**Given request:** From the listing, collect all lines containing the word "series".

**Data lines:**
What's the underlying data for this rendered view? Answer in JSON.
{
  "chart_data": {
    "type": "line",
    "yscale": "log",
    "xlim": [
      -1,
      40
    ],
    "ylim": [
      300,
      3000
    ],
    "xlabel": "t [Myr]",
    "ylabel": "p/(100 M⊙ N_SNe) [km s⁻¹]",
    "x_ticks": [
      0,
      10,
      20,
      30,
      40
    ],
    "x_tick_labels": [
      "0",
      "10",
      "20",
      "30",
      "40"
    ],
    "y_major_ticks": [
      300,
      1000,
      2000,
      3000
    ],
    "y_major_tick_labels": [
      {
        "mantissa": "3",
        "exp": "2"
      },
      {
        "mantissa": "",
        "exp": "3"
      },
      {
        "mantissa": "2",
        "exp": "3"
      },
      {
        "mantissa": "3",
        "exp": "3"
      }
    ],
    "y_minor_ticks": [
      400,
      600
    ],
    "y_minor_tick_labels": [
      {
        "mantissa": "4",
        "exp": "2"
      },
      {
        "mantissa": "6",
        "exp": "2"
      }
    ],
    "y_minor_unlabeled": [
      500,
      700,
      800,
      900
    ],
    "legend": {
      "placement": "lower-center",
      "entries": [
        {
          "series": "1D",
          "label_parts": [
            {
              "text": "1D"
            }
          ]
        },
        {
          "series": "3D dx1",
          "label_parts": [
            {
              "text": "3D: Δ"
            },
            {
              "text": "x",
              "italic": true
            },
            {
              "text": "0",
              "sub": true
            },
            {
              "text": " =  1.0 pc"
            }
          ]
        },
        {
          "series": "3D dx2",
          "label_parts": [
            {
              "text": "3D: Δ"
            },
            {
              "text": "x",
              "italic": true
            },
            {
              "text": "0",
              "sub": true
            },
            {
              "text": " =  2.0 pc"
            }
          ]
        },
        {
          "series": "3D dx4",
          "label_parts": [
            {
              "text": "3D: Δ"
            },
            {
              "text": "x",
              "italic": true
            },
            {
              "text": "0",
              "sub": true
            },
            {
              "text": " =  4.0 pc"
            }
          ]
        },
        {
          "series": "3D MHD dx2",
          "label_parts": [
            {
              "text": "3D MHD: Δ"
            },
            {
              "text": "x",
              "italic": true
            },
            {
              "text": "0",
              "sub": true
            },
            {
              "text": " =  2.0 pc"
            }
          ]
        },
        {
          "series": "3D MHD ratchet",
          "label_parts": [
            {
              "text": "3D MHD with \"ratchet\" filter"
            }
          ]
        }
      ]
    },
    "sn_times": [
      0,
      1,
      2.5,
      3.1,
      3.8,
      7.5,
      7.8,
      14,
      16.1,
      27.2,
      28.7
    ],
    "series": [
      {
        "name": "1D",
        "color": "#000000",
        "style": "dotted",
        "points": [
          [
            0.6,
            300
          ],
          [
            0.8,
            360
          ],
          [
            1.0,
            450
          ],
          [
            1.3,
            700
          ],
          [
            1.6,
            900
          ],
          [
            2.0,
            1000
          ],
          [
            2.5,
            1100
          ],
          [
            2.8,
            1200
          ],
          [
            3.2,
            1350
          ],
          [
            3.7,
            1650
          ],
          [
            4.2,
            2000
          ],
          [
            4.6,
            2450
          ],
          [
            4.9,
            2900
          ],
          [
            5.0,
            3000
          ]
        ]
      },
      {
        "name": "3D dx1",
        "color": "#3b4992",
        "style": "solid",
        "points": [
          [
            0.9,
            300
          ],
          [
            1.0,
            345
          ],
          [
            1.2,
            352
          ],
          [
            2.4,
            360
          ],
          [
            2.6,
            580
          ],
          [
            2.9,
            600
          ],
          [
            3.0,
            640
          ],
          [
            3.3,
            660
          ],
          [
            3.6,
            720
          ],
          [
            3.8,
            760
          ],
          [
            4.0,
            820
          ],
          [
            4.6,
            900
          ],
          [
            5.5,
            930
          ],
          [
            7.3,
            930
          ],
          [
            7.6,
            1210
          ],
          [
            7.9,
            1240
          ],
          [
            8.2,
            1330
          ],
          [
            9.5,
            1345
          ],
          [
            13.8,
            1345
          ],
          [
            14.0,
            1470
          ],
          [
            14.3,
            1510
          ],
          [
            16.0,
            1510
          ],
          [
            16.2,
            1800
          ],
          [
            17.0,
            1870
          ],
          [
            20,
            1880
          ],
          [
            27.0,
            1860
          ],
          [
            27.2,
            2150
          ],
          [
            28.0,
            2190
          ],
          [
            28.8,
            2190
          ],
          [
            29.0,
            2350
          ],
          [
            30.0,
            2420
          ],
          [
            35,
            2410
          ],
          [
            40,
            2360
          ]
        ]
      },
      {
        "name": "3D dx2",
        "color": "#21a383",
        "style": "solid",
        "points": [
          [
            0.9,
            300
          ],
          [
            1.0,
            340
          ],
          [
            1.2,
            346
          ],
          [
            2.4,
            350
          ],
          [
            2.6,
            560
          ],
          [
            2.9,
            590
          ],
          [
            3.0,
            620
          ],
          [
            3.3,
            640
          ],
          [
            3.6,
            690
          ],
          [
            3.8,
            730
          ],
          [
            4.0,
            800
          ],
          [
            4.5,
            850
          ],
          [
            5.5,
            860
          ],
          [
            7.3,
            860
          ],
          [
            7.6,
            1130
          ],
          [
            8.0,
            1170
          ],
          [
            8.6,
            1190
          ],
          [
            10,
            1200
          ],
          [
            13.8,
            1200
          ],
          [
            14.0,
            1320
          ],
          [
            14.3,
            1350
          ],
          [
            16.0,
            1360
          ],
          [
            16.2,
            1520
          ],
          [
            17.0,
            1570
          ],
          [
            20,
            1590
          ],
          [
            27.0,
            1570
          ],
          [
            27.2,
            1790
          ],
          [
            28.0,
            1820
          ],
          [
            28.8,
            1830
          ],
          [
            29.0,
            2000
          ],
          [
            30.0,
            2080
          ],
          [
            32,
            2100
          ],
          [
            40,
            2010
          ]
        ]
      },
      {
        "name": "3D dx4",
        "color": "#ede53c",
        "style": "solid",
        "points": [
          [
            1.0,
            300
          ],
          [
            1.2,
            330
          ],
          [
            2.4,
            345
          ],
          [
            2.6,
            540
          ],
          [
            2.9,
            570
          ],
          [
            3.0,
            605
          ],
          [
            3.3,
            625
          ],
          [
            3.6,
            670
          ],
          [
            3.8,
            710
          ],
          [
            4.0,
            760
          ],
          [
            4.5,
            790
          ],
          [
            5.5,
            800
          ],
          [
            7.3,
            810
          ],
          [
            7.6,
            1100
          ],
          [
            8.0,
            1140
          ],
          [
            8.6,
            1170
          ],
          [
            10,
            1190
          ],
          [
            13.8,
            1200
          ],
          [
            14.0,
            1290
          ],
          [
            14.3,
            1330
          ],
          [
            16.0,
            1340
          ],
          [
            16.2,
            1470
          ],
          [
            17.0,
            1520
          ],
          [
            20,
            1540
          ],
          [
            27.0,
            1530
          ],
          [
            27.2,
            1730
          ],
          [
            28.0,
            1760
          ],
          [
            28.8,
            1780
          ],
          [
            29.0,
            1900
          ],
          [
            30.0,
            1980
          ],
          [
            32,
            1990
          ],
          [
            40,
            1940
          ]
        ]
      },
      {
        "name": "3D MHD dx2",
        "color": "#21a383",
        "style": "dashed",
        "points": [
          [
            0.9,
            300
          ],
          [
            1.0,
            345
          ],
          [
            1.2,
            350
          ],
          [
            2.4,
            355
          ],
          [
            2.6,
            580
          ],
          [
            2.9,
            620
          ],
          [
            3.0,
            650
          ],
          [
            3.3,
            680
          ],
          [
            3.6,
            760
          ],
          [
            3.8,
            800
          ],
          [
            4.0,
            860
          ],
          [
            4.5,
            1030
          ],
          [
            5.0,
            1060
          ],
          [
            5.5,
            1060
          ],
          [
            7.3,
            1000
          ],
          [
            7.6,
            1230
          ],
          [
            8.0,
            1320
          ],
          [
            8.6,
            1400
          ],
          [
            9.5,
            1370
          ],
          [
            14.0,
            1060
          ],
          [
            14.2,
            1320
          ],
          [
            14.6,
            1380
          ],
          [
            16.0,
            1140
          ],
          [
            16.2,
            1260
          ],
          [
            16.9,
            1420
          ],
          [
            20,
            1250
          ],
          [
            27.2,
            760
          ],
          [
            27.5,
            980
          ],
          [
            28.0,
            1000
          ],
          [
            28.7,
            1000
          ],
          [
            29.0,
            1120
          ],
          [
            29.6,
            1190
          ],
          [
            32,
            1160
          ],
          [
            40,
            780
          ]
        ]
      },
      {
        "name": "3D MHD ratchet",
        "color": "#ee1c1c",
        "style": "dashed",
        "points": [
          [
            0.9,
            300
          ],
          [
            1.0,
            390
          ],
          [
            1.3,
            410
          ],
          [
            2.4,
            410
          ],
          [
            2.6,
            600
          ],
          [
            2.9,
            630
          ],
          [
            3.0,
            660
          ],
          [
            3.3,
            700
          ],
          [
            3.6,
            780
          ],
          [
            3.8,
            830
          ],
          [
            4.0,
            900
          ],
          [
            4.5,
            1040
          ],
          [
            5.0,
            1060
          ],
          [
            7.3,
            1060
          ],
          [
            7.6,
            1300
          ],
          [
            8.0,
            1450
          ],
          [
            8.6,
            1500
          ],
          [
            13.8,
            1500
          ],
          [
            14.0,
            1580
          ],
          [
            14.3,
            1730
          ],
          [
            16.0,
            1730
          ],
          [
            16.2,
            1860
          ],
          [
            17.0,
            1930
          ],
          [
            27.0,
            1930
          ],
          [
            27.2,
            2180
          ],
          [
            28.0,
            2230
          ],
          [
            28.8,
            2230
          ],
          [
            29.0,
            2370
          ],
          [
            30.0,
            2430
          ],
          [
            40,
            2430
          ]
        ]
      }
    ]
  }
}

**Answer:**
          "series": "1D",
          "series": "3D dx1",
          "series": "3D dx2",
          "series": "3D dx4",
          "series": "3D MHD dx2",
          "series": "3D MHD ratchet",
    "series": [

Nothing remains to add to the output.